- _SUPPLIED DATA_:

************

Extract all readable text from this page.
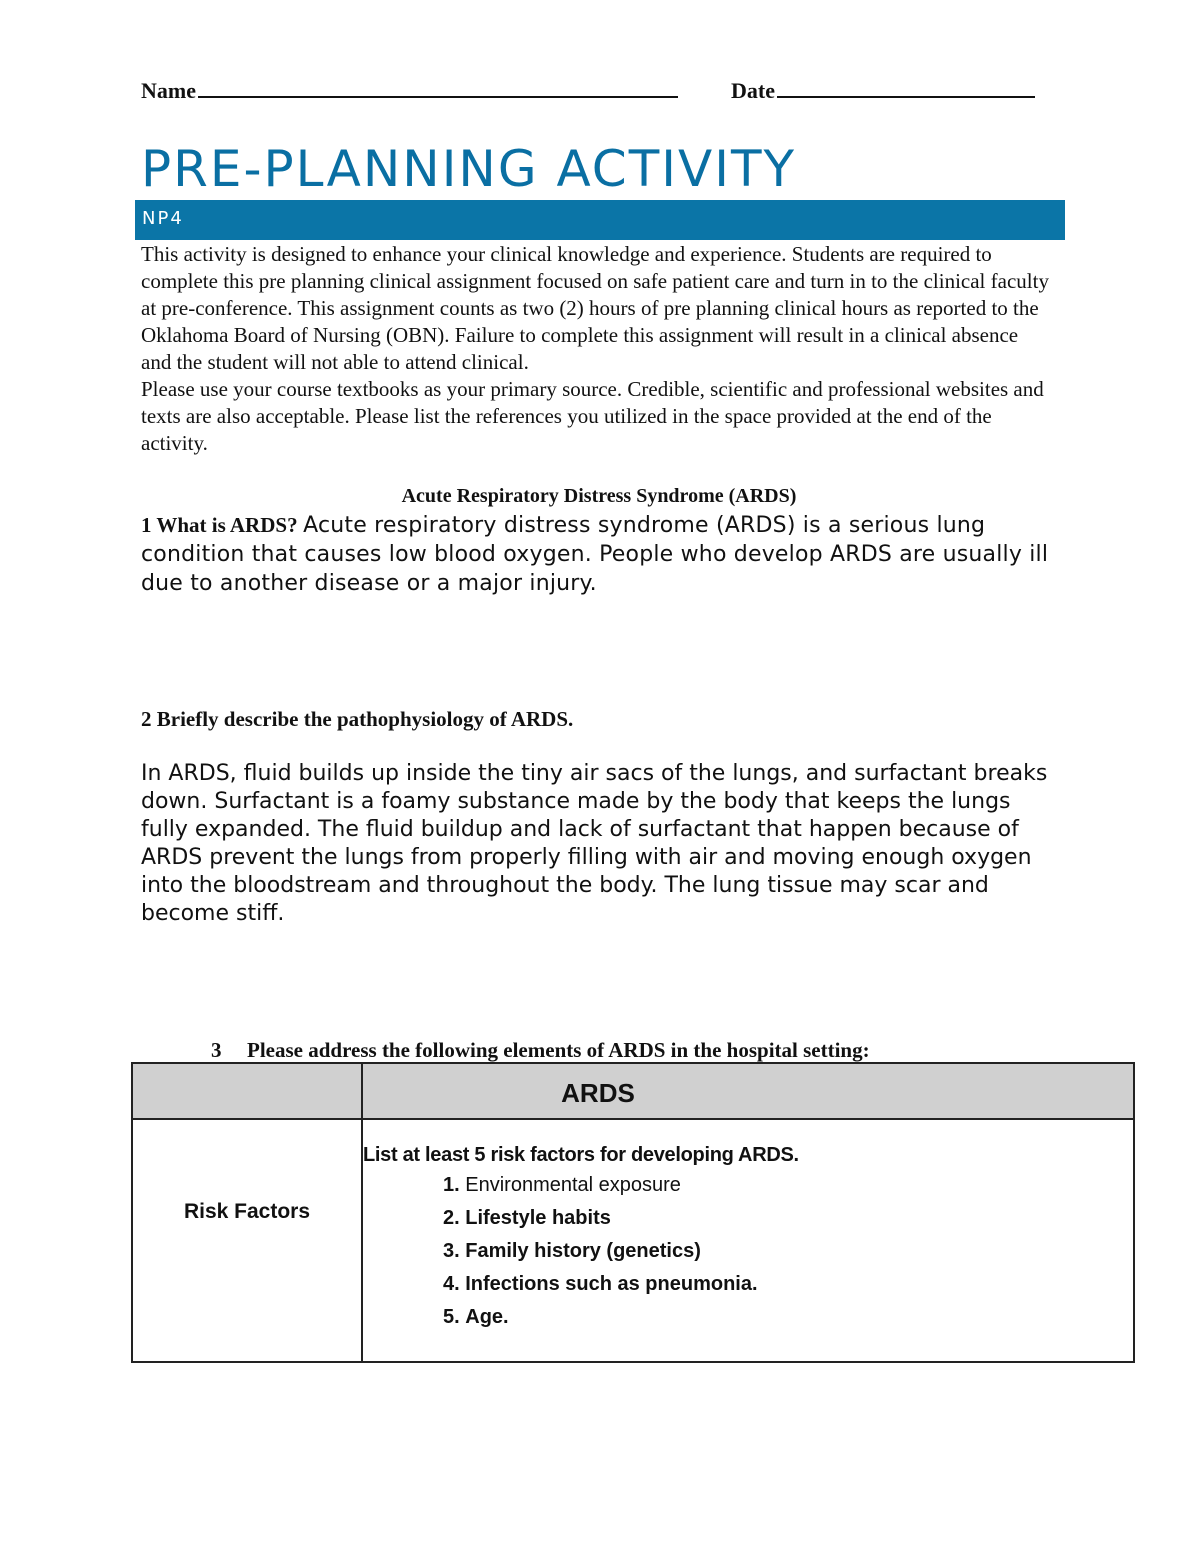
Name	Date
PRE-PLANNING ACTIVITY
NP4

This activity is designed to enhance your clinical knowledge and experience. Students are required to complete this pre planning clinical assignment focused on safe patient care and turn in to the clinical faculty at pre-conference. This assignment counts as two (2) hours of pre planning clinical hours as reported to the Oklahoma Board of Nursing (OBN). Failure to complete this assignment will result in a clinical absence and the student will not able to attend clinical.

Please use your course textbooks as your primary source. Credible, scientific and professional websites and texts are also acceptable. Please list the references you utilized in the space provided at the end of the activity.

Acute Respiratory Distress Syndrome (ARDS)
1 What is ARDS? Acute respiratory distress syndrome (ARDS) is a serious lung condition that causes low blood oxygen. People who develop ARDS are usually ill due to another disease or a major injury.
2 Briefly describe the pathophysiology of ARDS.
In ARDS, fluid builds up inside the tiny air sacs of the lungs, and surfactant breaks down. Surfactant is a foamy substance made by the body that keeps the lungs fully expanded. The fluid buildup and lack of surfactant that happen because of ARDS prevent the lungs from properly filling with air and moving enough oxygen into the bloodstream and throughout the body. The lung tissue may scar and become stiff.
3 Please address the following elements of ARDS in the hospital setting:
ARDS
Risk Factors
List at least 5 risk factors for developing ARDS.
1. Environmental exposure
2. Lifestyle habits
3. Family history (genetics)
4. Infections such as pneumonia.
5. Age.
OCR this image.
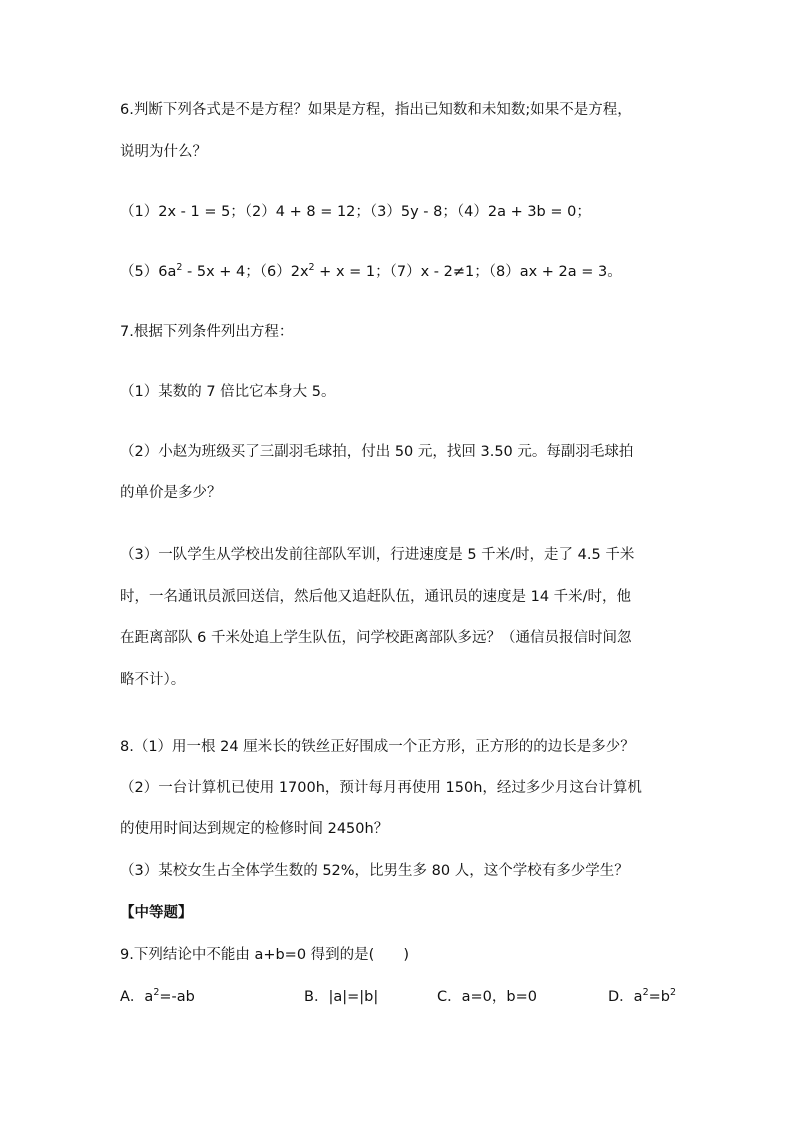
6.判断下列各式是不是方程？如果是方程，指出已知数和未知数;如果不是方程，
说明为什么？
（1）2x - 1 = 5；（2）4 + 8 = 12；（3）5y - 8；（4）2a + 3b = 0；
$(5)6a^2 - 5x + 4$；$(6)2x^2 + x = 1$；（7）x - 2≠1；（8）ax + 2a = 3。
7.根据下列条件列出方程：
（1）某数的 7 倍比它本身大 5。
（2）小赵为班级买了三副羽毛球拍，付出 50 元，找回 3.50 元。每副羽毛球拍
的单价是多少？
（3）一队学生从学校出发前往部队军训，行进速度是 5 千米/时，走了 4.5 千米
时，一名通讯员派回送信，然后他又追赶队伍，通讯员的速度是 14 千米/时，他
在距离部队 6 千米处追上学生队伍，问学校距离部队多远？（通信员报信时间忽
略不计）。
8.（1）用一根 24 厘米长的铁丝正好围成一个正方形，正方形的的边长是多少？
（2）一台计算机已使用 1700h，预计每月再使用 150h，经过多少月这台计算机
的使用时间达到规定的检修时间 2450h？
（3）某校女生占全体学生数的 52%，比男生多 80 人，这个学校有多少学生？
【中等题】
9.下列结论中不能由 a+b=0 得到的是(　　)
A．$a^2=-ab$	B．|a|=|b|	C．a=0，b=0	D．$a^2=b^2$
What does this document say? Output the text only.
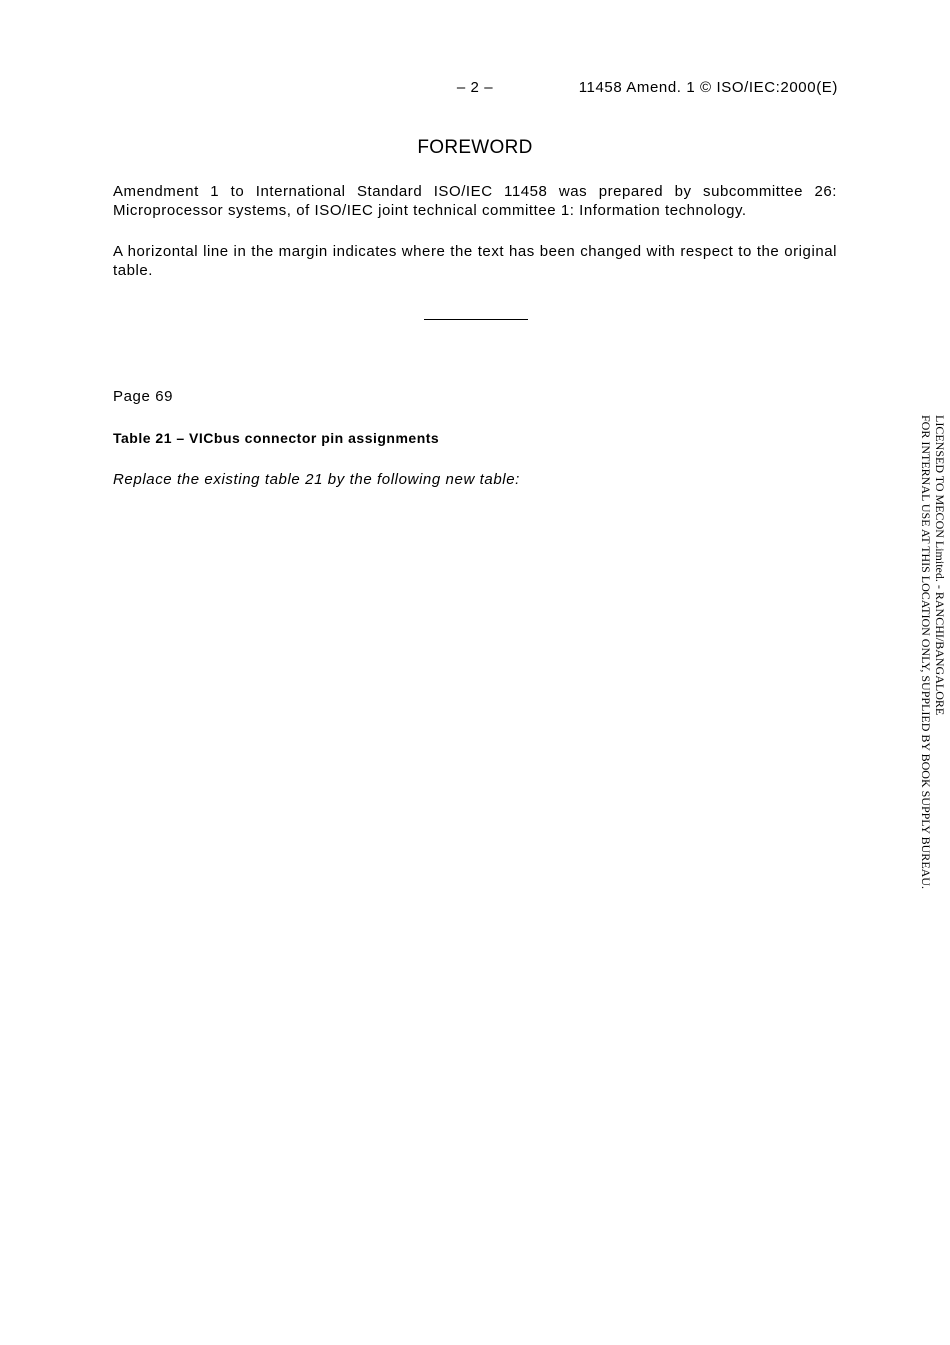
– 2 –	11458 Amend. 1 © ISO/IEC:2000(E)
FOREWORD

Amendment 1 to International Standard ISO/IEC 11458 was prepared by subcommittee 26: Microprocessor systems, of ISO/IEC joint technical committee 1: Information technology.

A horizontal line in the margin indicates where the text has been changed with respect to the original table.

Page 69
Table 21 – VICbus connector pin assignments
Replace the existing table 21 by the following new table:	LICENSED TO MECON Limited. - RANCHI/BANGALORE
FOR INTERNAL USE AT THIS LOCATION ONLY, SUPPLIED BY BOOK SUPPLY BUREAU.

************

- _WHAT THE TASK REQUIRES_:
Copy each line that contains the word "Please".

- _FULL SOLUTION_:
Please use your course textbooks as your primary source. Credible, scientific and professional websites and texts are also acceptable. Please list the references you utilized in the space provided at the end of the activity.
3 Please address the following elements of ARDS in the hospital setting:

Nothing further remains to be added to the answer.